Report how many lines below contain the word "adjourned". Give only the number.

[BEGIN DATA TO USE]

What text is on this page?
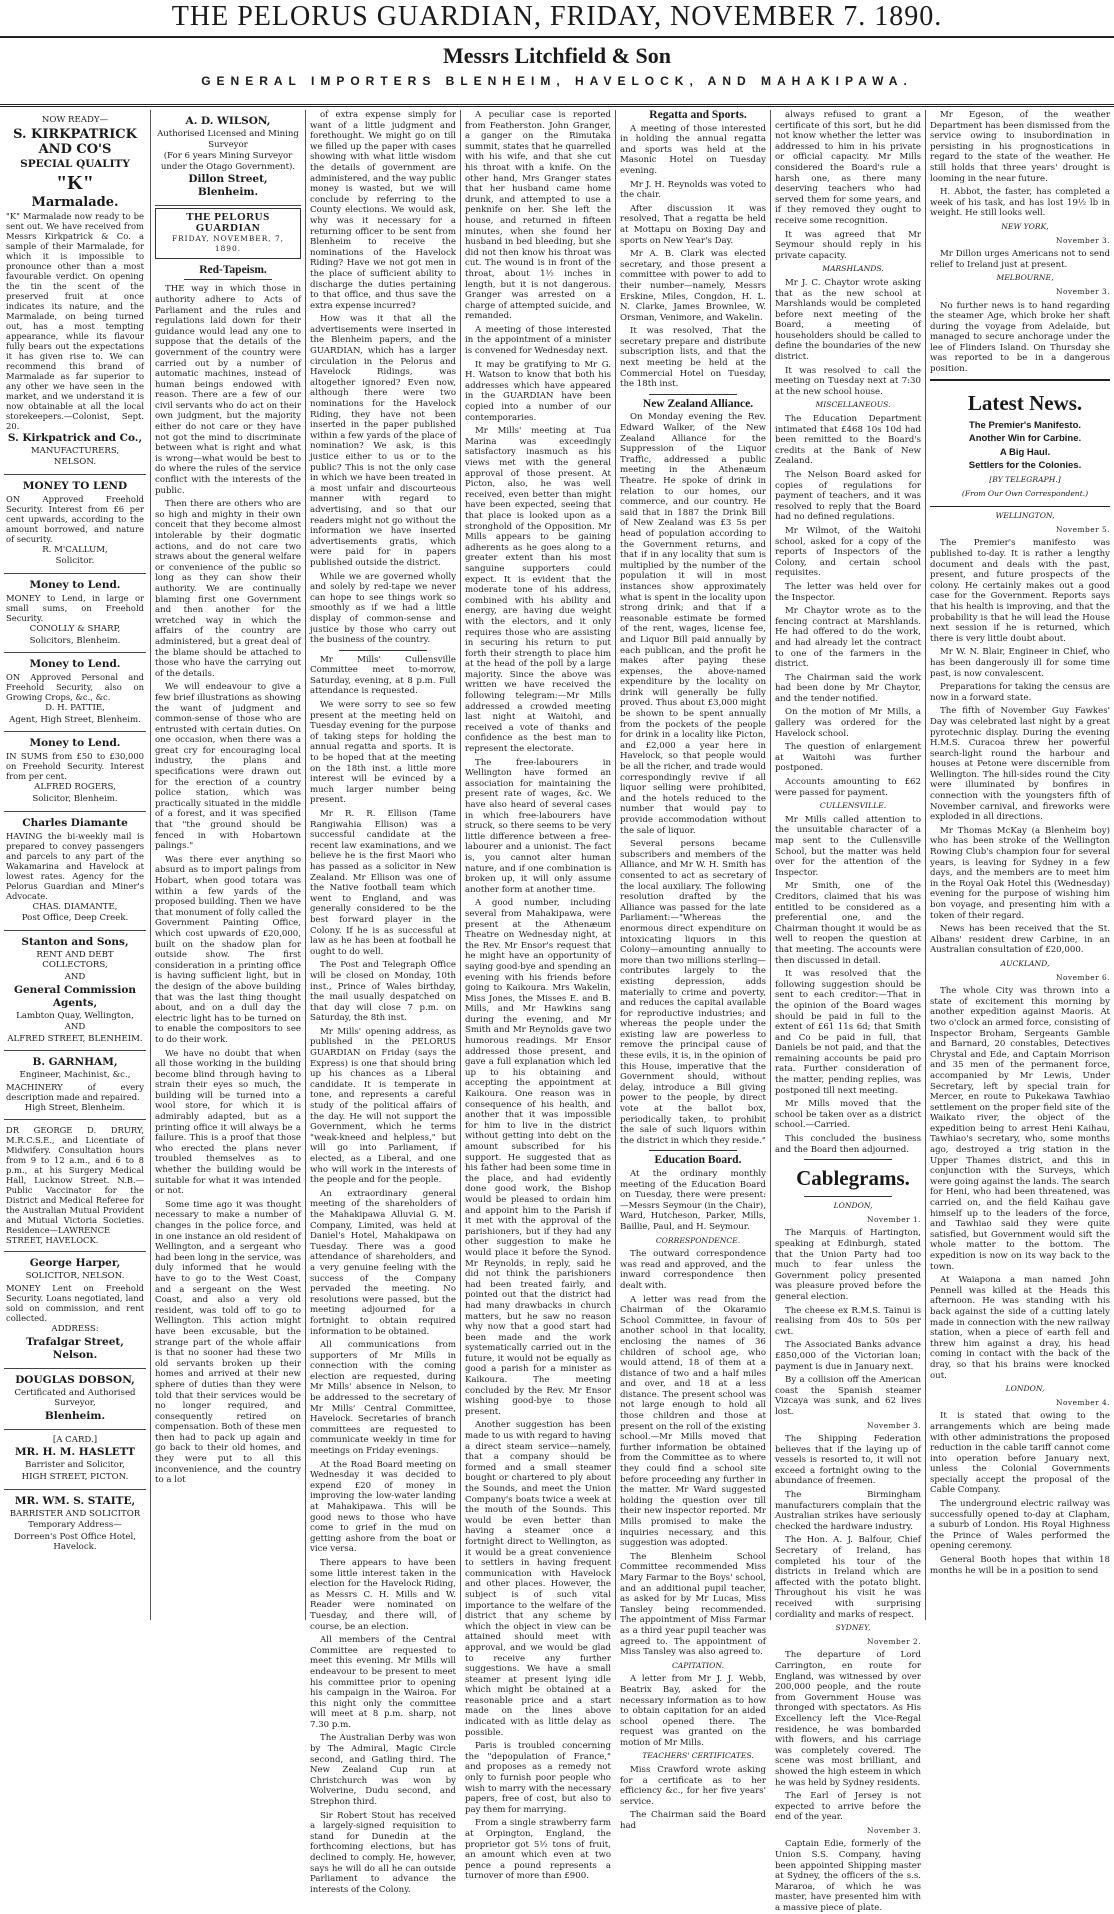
THE PELORUS GUARDIAN, FRIDAY, NOVEMBER 7. 1890.
Messrs Litchfield & Son
GENERAL IMPORTERS BLENHEIM, HAVELOCK, AND MAHAKIPAWA.

NOW READY—

S. KIRKPATRICK AND CO'S

SPECIAL QUALITY

"K"

Marmalade.

"K" Marmalade now ready to be sent out. We have received from Messrs Kirkpatrick & Co. a sample of their Marmalade, for which it is impossible to pronounce other than a most favourable verdict. On opening the tin the scent of the preserved fruit at once indicates its nature, and the Marmalade, on being turned out, has a most tempting appearance, while its flavour fully bears out the expectations it has given rise to. We can recommend this brand of Marmalade as far superior to any other we have seen in the market, and we understand it is now obtainable at all the local storekeepers.—Colonist, Sept. 20.

S. Kirkpatrick and Co.,

MANUFACTURERS,

NELSON.

MONEY TO LEND

ON Approved Freehold Security. Interest from £6 per cent upwards, according to the amount borrowed, and nature of security.

R. M'CALLUM,

Solicitor.

Money to Lend.

MONEY to Lend, in large or small sums, on Freehold Security.

CONOLLY & SHARP,

Solicitors, Blenheim.

Money to Lend.

ON Approved Personal and Freehold Security, also on Growing Crops, &c., &c.

D. H. PATTIE,

Agent, High Street, Blenheim.

Money to Lend.

IN SUMS from £50 to £30,000 on Freehold Security. Interest from per cent.

ALFRED ROGERS,

Solicitor, Blenheim.

Charles Diamante

HAVING the bi-weekly mail is prepared to convey passengers and parcels to any part of the Wakamarina and Havelock at lowest rates. Agency for the Pelorus Guardian and Miner's Advocate.

CHAS. DIAMANTE,

Post Office, Deep Creek.

Stanton and Sons,

RENT AND DEBT COLLECTORS,

AND

General Commission Agents,

Lambton Quay, Wellington,

AND

ALFRED STREET, BLENHEIM.

B. GARNHAM,

Engineer, Machinist, &c.,

MACHINERY of every description made and repaired.

High Street, Blenheim.

DR GEORGE D. DRURY, M.R.C.S.E., and Licentiate of Midwifery. Consultation hours from 9 to 12 a.m., and 6 to 8 p.m., at his Surgery Medical Hall, Lucknow Street. N.B.—Public Vaccinator for the District and Medical Referee for the Australian Mutual Provident and Mutual Victoria Societies. Residence—LAWRENCE STREET, HAVELOCK.

George Harper,

SOLICITOR, NELSON.

MONEY Lent on Freehold Security. Loans negotiated, land sold on commission, and rent collected.

ADDRESS:

Trafalgar Street, Nelson.

DOUGLAS DOBSON,

Certificated and Authorised Surveyor,

Blenheim.

[A CARD.]

MR. H. M. HASLETT

Barrister and Solicitor,

HIGH STREET, PICTON.

MR. WM. S. STAITE,

BARRISTER AND SOLICITOR

Temporary Address—

Dorreen's Post Office Hotel, Havelock.

A. D. WILSON,

Authorised Licensed and Mining Surveyor

(For 6 years Mining Surveyor under the Otago Government).

Dillon Street, Blenheim.

THE PELORUS GUARDIAN
FRIDAY, NOVEMBER, 7, 1890.

Red-Tapeism.

THE way in which those in authority adhere to Acts of Parliament and the rules and regulations laid down for their guidance would lead any one to suppose that the details of the government of the country were carried out by a number of automatic machines, instead of human beings endowed with reason. There are a few of our civil servants who do act on their own judgment, but the majority either do not care or they have not got the mind to discriminate between what is right and what is wrong—what would be best to do where the rules of the service conflict with the interests of the public.

Then there are others who are so high and mighty in their own conceit that they become almost intolerable by their dogmatic actions, and do not care two straws about the general welfare or convenience of the public so long as they can show their authority. We are continually blaming first one Government and then another for the wretched way in which the affairs of the country are administered, but a great deal of the blame should be attached to those who have the carrying out of the details.

We will endeavour to give a few brief illustrations as showing the want of judgment and common-sense of those who are entrusted with certain duties. On one occasion, when there was a great cry for encouraging local industry, the plans and specifications were drawn out for the erection of a country police station, which was practically situated in the middle of a forest, and it was specified that "the ground should be fenced in with Hobartown palings."

Was there ever anything so absurd as to import palings from Hobart, when good totara was within a few yards of the proposed building. Then we have that monument of folly called the Government Painting Office, which cost upwards of £20,000, built on the shadow plan for outside show. The first consideration in a printing office is having sufficient light, but in the design of the above building that was the last thing thought about, and on a dull day the electric light has to be turned on to enable the compositors to see to do their work.

We have no doubt that when all those working in the building become blind through having to strain their eyes so much, the building will be turned into a wool store, for which it is admirably adapted, but as a printing office it will always be a failure. This is a proof that those who erected the plans never troubled themselves as to whether the building would be suitable for what it was intended or not.

Some time ago it was thought necessary to make a number of changes in the police force, and in one instance an old resident of Wellington, and a sergeant who had been long in the service, was duly informed that he would have to go to the West Coast, and a sergeant on the West Coast, and also a very old resident, was told off to go to Wellington. This action might have been excusable, but the strange part of the whole affair is that no sooner had these two old servants broken up their homes and arrived at their new sphere of duties than they were told that their services would be no longer required, and consequently retired on compensation. Both of these men then had to pack up again and go back to their old homes, and they were put to all this inconvenience, and the country to a lot

of extra expense simply for want of a little judgment and forethought. We might go on till we filled up the paper with cases showing with what little wisdom the details of government are administered, and the way public money is wasted, but we will conclude by referring to the County elections. We would ask, why was it necessary for a returning officer to be sent from Blenheim to receive the nominations of the Havelock Riding? Have we not got men in the place of sufficient ability to discharge the duties pertaining to that office, and thus save the extra expense incurred?

How was it that all the advertisements were inserted in the Blenheim papers, and the GUARDIAN, which has a larger circulation in the Pelorus and Havelock Ridings, was altogether ignored? Even now, although there were two nominations for the Havelock Riding, they have not been inserted in the paper published within a few yards of the place of nomination? We ask, is this justice either to us or to the public? This is not the only case in which we have been treated in a most unfair and discourteous manner with regard to advertising, and so that our readers might not go without the information we have inserted advertisements gratis, which were paid for in papers published outside the district.

While we are governed wholly and solely by red-tape we never can hope to see things work so smoothly as if we had a little display of common-sense and justice by those who carry out the business of the country.

Mr Mills' Cullensville Committee meet to-morrow, Saturday, evening, at 8 p.m. Full attendance is requested.

We were sorry to see so few present at the meeting held on Tuesday evening for the purpose of taking steps for holding the annual regatta and sports. It is to be hoped that at the meeting on the 18th inst. a little more interest will be evinced by a much larger number being present.

Mr R. R. Ellison (Tame Rangiwahia Ellison) was a successful candidate at the recent law examinations, and we believe he is the first Maori who has passed as a solicitor in New Zealand. Mr Ellison was one of the Native football team which went to England, and was generally considered to be the best forward player in the Colony. If he is as successful at law as he has been at football he ought to do well.

The Post and Telegraph Office will be closed on Monday, 10th inst., Prince of Wales birthday, the mail usually despatched on that day will close 7 p.m. on Saturday, the 8th inst.

Mr Mills' opening address, as published in the PELORUS GUARDIAN on Friday (says the Express) is one that should bring up his chances as a Liberal candidate. It is temperate in tone, and represents a careful study of the political affairs of the day. He will not support the Government, which he terms "weak-kneed and helpless," but will go into Parliament, if elected, as a Liberal, and one who will work in the interests of the people and for the people.

An extraordinary general meeting of the shareholders of the Mahakipawa Alluvial G. M. Company, Limited, was held at Daniel's Hotel, Mahakipawa on Tuesday. There was a good attendance of shareholders, and a very genuine feeling with the success of the Company pervaded the meeting. No resolutions were passed, but the meeting adjourned for a fortnight to obtain required information to be obtained.

All communications from supporters of Mr Mills in connection with the coming election are requested, during Mr Mills' absence in Nelson, to be addressed to the secretary of Mr Mills' Central Committee, Havelock. Secretaries of branch committees are requested to communicate weekly in time for meetings on Friday evenings.

At the Road Board meeting on Wednesday it was decided to expend £20 of money in improving the low-water landing at Mahakipawa. This will be good news to those who have come to grief in the mud on getting ashore from the boat or vice versa.

There appears to have been some little interest taken in the election for the Havelock Riding, as Messrs C. H. Mills and W. Reader were nominated on Tuesday, and there will, of course, be an election.

All members of the Central Committee are requested to meet this evening. Mr Mills will endeavour to be present to meet his committee prior to opening his campaign in the Wairoa. For this night only the committee will meet at 8 p.m. sharp, not 7.30 p.m.

The Australian Derby was won by The Admiral, Magic Circle second, and Gatling third. The New Zealand Cup run at Christchurch was won by Wolverine, Dudu second, and Strephon third.

Sir Robert Stout has received a largely-signed requisition to stand for Dunedin at the forthcoming elections, but has declined to comply. He, however, says he will do all he can outside Parliament to advance the interests of the Colony.

A peculiar case is reported from Featherston. John Granger, a ganger on the Rimutaka summit, states that he quarrelled with his wife, and that she cut his throat with a knife. On the other hand, Mrs Granger states that her husband came home drunk, and attempted to use a penknife on her. She left the house, and returned in fifteen minutes, when she found her husband in bed bleeding, but she did not then know his throat was cut. The wound is in front of the throat, about 1½ inches in length, but it is not dangerous. Granger was arrested on a charge of attempted suicide, and remanded.

A meeting of those interested in the appointment of a minister is convened for Wednesday next.

It may be gratifying to Mr G. H. Watson to know that both his addresses which have appeared in the GUARDIAN have been copied into a number of our contemporaries.

Mr Mills' meeting at Tua Marina was exceedingly satisfactory inasmuch as his views met with the general approval of those present. At Picton, also, he was well received, even better than might have been expected, seeing that that place is looked upon as a stronghold of the Opposition. Mr Mills appears to be gaining adherents as he goes along to a greater extent than his most sanguine supporters could expect. It is evident that the moderate tone of his address, combined with his ability and energy, are having due weight with the electors, and it only requires those who are assisting in securing his return to put forth their strength to place him at the head of the poll by a large majority. Since the above was written we have received the following telegram:—Mr Mills addressed a crowded meeting last night at Waitohi, and received a vote of thanks and confidence as the best man to represent the electorate.

The free-labourers in Wellington have formed an association for maintaining the present rate of wages, &c. We have also heard of several cases in which free-labourers have struck, so there seems to be very little difference between a free-labourer and a unionist. The fact is, you cannot alter human nature, and if one combination is broken up, it will only assume another form at another time.

A good number, including several from Mahakipawa, were present at the Athenæum Theatre on Wednesday night, at the Rev. Mr Ensor's request that he might have an opportunity of saying good-bye and spending an evening with his friends before going to Kaikoura. Mrs Wakelin, Miss Jones, the Misses E. and B. Mills, and Mr Hawkins sang during the evening, and Mr Smith and Mr Reynolds gave two humorous readings. Mr Ensor addressed those present, and gave a full explanation which led up to his obtaining and accepting the appointment at Kaikoura. One reason was in consequence of his health, and another that it was impossible for him to live in the district without getting into debt on the amount subscribed for his support. He suggested that as his father had been some time in the place, and had evidently done good work, the Bishop would be pleased to ordain him and appoint him to the Parish if it met with the approval of the parishioners, but if they had any other suggestion to make he would place it before the Synod. Mr Reynolds, in reply, said he did not think the parishioners had been treated fairly, and pointed out that the district had had many drawbacks in church matters, but he saw no reason why now that a good start had been made and the work systematically carried out in the future, it would not be equally as good a parish for a minister as Kaikoura. The meeting concluded by the Rev. Mr Ensor wishing good-bye to those present.

Another suggestion has been made to us with regard to having a direct steam service—namely, that a company should be formed and a small steamer bought or chartered to ply about the Sounds, and meet the Union Company's boats twice a week at the mouth of the Sounds. This would be even better than having a steamer once a fortnight direct to Wellington, as it would be a great convenience to settlers in having frequent communication with Havelock and other places. However, the subject is of such vital importance to the welfare of the district that any scheme by which the object in view can be attained should meet with approval, and we would be glad to receive any further suggestions. We have a small steamer at present lying idle which might be obtained at a reasonable price and a start made on the lines above indicated with as little delay as possible.

Paris is troubled concerning the "depopulation of France," and proposes as a remedy not only to furnish poor people who wish to marry with the necessary papers, free of cost, but also to pay them for marrying.

From a single strawberry farm at Orpington, England, the proprietor got 5½ tons of fruit, an amount which even at two pence a pound represents a turnover of more than £900.

Regatta and Sports.

A meeting of those interested in holding the annual regatta and sports was held at the Masonic Hotel on Tuesday evening.

Mr J. H. Reynolds was voted to the chair.

After discussion it was resolved, That a regatta be held at Mottapu on Boxing Day and sports on New Year's Day.

Mr A. B. Clark was elected secretary, and those present a committee with power to add to their number—namely, Messrs Erskine, Miles, Congdon, H. L. N. Clarke, James Brownlee, W. Orsman, Venimore, and Wakelin.

It was resolved, That the secretary prepare and distribute subscription lists, and that the next meeting be held at the Commercial Hotel on Tuesday, the 18th inst.

New Zealand Alliance.

On Monday evening the Rev. Edward Walker, of the New Zealand Alliance for the Suppression of the Liquor Traffic, addressed a public meeting in the Athenæum Theatre. He spoke of drink in relation to our homes, our commerce, and our country. He said that in 1887 the Drink Bill of New Zealand was £3 5s per head of population according to the Government returns, and that if in any locality that sum is multiplied by the number of the population it will in most instances show approximately what is spent in the locality upon strong drink; and that if a reasonable estimate be formed of the rent, wages, license fee, and Liquor Bill paid annually by each publican, and the profit he makes after paying these expenses, the above-named expenditure by the locality on drink will generally be fully proved. Thus about £3,000 might be shown to be spent annually from the pockets of the people for drink in a locality like Picton, and £2,000 a year here in Havelock, so that people would be all the richer, and trade would correspondingly revive if all liquor selling were prohibited, and the hotels reduced to the number that would pay to provide accommodation without the sale of liquor.

Several persons became subscribers and members of the Alliance, and Mr W. H. Smith has consented to act as secretary of the local auxiliary. The following resolution drafted by the Alliance was passed for the late Parliament:—"Whereas the enormous direct expenditure on intoxicating liquors in this Colony—amounting annually to more than two millions sterling—contributes largely to the existing depression, adds materially to crime and poverty, and reduces the capital available for reproductive industries; and whereas the people under the existing law are powerless to remove the principal cause of these evils, it is, in the opinion of this House, imperative that the Government should, without delay, introduce a Bill giving power to the people, by direct vote at the ballot box, periodically taken, to prohibit the sale of such liquors within the district in which they reside."

Education Board.

At the ordinary monthly meeting of the Education Board on Tuesday, there were present:—Messrs Seymour (in the Chair), Ward, Hutcheson, Parker, Mills, Baillie, Paul, and H. Seymour.

CORRESPONDENCE.

The outward correspondence was read and approved, and the inward correspondence then dealt with.

A letter was read from the Chairman of the Okaramio School Committee, in favour of another school in that locality, enclosing the names of 36 children of school age, who would attend, 18 of them at a distance of two and a half miles and over, and 18 at a less distance. The present school was not large enough to hold all those children and those at present on the roll of the existing school.—Mr Mills moved that further information be obtained from the Committee as to where they could find a school site before proceeding any further in the matter. Mr Ward suggested holding the question over till their new inspector reported. Mr Mills promised to make the inquiries necessary, and this suggestion was adopted.

The Blenheim School Committee recommended Miss Mary Farmar to the Boys' school, and an additional pupil teacher, as asked for by Mr Lucas, Miss Tansley being recommended. The appointment of Miss Farmar as a third year pupil teacher was agreed to. The appointment of Miss Tansley was also agreed to.

CAPITATION.

A letter from Mr J. J. Webb, Beatrix Bay, asked for the necessary information as to how to obtain capitation for an aided school opened there. The request was granted on the motion of Mr Mills.

TEACHERS' CERTIFICATES.

Miss Crawford wrote asking for a certificate as to her efficiency &c., for her five years' service.

The Chairman said the Board had

always refused to grant a certificate of this sort, but he did not know whether the letter was addressed to him in his private or official capacity. Mr Mills considered the Board's rule a harsh one, as there many deserving teachers who had served them for some years, and if they removed they ought to receive some recognition.

It was agreed that Mr Seymour should reply in his private capacity.

MARSHLANDS.

Mr J. C. Chaytor wrote asking that as the new school at Marshlands would be completed before next meeting of the Board, a meeting of householders should be called to define the boundaries of the new district.

It was resolved to call the meeting on Tuesday next at 7:30 at the new school house.

MISCELLANEOUS.

The Education Department intimated that £468 10s 10d had been remitted to the Board's credits at the Bank of New Zealand.

The Nelson Board asked for copies of regulations for payment of teachers, and it was resolved to reply that the Board had no defined regulations.

Mr Wilmot, of the Waitohi school, asked for a copy of the reports of Inspectors of the Colony, and certain school requisites.

The letter was held over for the Inspector.

Mr Chaytor wrote as to the fencing contract at Marshlands. He had offered to do the work, and had already let the contract to one of the farmers in the district.

The Chairman said the work had been done by Mr Chaytor, and the tender notified.

On the motion of Mr Mills, a gallery was ordered for the Havelock school.

The question of enlargement at Waitohi was further postponed.

Accounts amounting to £62 were passed for payment.

CULLENSVILLE.

Mr Mills called attention to the unsuitable character of a map sent to the Cullensville School, but the matter was held over for the attention of the Inspector.

Mr Smith, one of the Creditors, claimed that his was entitled to be considered as a preferential one, and the Chairman thought it would be as well to reopen the question at that meeting. The accounts were then discussed in detail.

It was resolved that the following suggestion should be sent to each creditor:—That in the opinion of the Board wages should be paid in full to the extent of £61 11s 6d; that Smith and Co be paid in full, that Daniels be not paid, and that the remaining accounts be paid pro rata. Further consideration of the matter, pending replies, was postponed till next meeting.

Mr Mills moved that the school be taken over as a district school.—Carried.

This concluded the business and the Board then adjourned.

Cablegrams.

LONDON,

November 1.

The Marquis of Hartington, speaking at Edinburgh, stated that the Union Party had too much to fear unless the Government policy presented was pleasure proved before the general election.

The cheese ex R.M.S. Tainui is realising from 40s to 50s per cwt.

The Associated Banks advance £850,000 of the Victorian loan; payment is due in January next.

By a collision off the American coast the Spanish steamer Vizcaya was sunk, and 62 lives lost.

November 3.

The Shipping Federation believes that if the laying up of vessels is resorted to, it will not exceed a fortnight owing to the abundance of freemen.

The Birmingham manufacturers complain that the Australian strikes have seriously checked the hardware industry.

The Hon. A. J. Balfour, Chief Secretary of Ireland, has completed his tour of the districts in Ireland which are affected with the potato blight. Throughout his visit he was received with surprising cordiality and marks of respect.

SYDNEY,

November 2.

The departure of Lord Carrington, en route for England, was witnessed by over 200,000 people, and the route from Government House was thronged with spectators. As His Excellency left the Vice-Regal residence, he was bombarded with flowers, and his carriage was completely covered. The scene was most brilliant, and showed the high esteem in which he was held by Sydney residents.

The Earl of Jersey is not expected to arrive before the end of the year.

November 3.

Captain Edie, formerly of the Union S.S. Company, having been appointed Shipping master at Sydney, the officers of the s.s. Mararoa, of which he was master, have presented him with a massive piece of plate.

Mr Egeson, of the weather Department has been dismissed from the service owing to insubordination in persisting in his prognostications in regard to the state of the weather. He still holds that three years' drought is looming in the near future.

H. Abbot, the faster, has completed a week of his task, and has lost 19½ lb in weight. He still looks well.

NEW YORK,

November 3.

Mr Dillon urges Americans not to send relief to Ireland just at present.

MELBOURNE,

November 3.

No further news is to hand regarding the steamer Age, which broke her shaft during the voyage from Adelaide, but managed to secure anchorage under the lee of Flinders Island. On Thursday she was reported to be in a dangerous position.

Latest News.

The Premier's Manifesto.

Another Win for Carbine.

A Big Haul.

Settlers for the Colonies.

[BY TELEGRAPH.]

(From Our Own Correspondent.)

WELLINGTON,

November 5.

The Premier's manifesto was published to-day. It is rather a lengthy document and deals with the past, present, and future prospects of the colony. He certainly makes out a good case for the Government. Reports says that his health is improving, and that the probability is that he will lead the House next session if he is returned, which there is very little doubt about.

Mr W. N. Blair, Engineer in Chief, who has been dangerously ill for some time past, is now convalescent.

Preparations for taking the census are now in a forward state.

The fifth of November Guy Fawkes' Day was celebrated last night by a great pyrotechnic display. During the evening H.M.S. Curacoa threw her powerful search-light round the harbour and houses at Petone were discernible from Wellington. The hill-sides round the City were illuminated by bonfires in connection with the youngsters fifth of November carnival, and fireworks were exploded in all directions.

Mr Thomas McKay (a Blenheim boy) who has been stroke of the Wellington Rowing Club's champion four for several years, is leaving for Sydney in a few days, and the members are to meet him in the Royal Oak Hotel this (Wednesday) evening for the purpose of wishing him bon voyage, and presenting him with a token of their regard.

News has been received that the St. Albans' resident drew Carbine, in an Australian consultation of £20,000.

AUCKLAND,

November 6.

The whole City was thrown into a state of excitement this morning by another expedition against Maoris. At two o'clock an armed force, consisting of Inspector Broham, Sergeants Gamble and Barnard, 20 constables, Detectives Chrystal and Ede, and Captain Morrison and 35 men of the permanent force, accompanied by Mr Lewis, Under Secretary, left by special train for Mercer, en route to Pukekawa Tawhiao settlement on the proper field site of the Waikato river, the object of the expedition being to arrest Heni Kaihau, Tawhiao's secretary, who, some months ago, destroyed a trig station in the Upper Thames district, and this in conjunction with the Surveys, which were going against the lands. The search for Heni, who had been threatened, was carried on, and the field Kaihau gave himself up to the leaders of the force, and Tawhiao said they were quite satisfied, but Government would sift the whole matter to the bottom. The expedition is now on its way back to the town.

At Waiapona a man named John Pennell was killed at the Heads this afternoon. He was standing with his back against the side of a cutting lately made in connection with the new railway station, when a piece of earth fell and threw him against a dray, his head coming in contact with the back of the dray, so that his brains were knocked out.

LONDON,

November 4.

It is stated that owing to the arrangements which are being made with other administrations the proposed reduction in the cable tariff cannot come into operation before January next, unless the Colonial Governments specially accept the proposal of the Cable Company.

The underground electric railway was successfully opened to-day at Clapham, a suburb of London. His Royal Highness the Prince of Wales performed the opening ceremony.

General Booth hopes that within 18 months he will be in a position to send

[END DATA TO USE]

▸ SOLUTION FOR THIS TASK:
2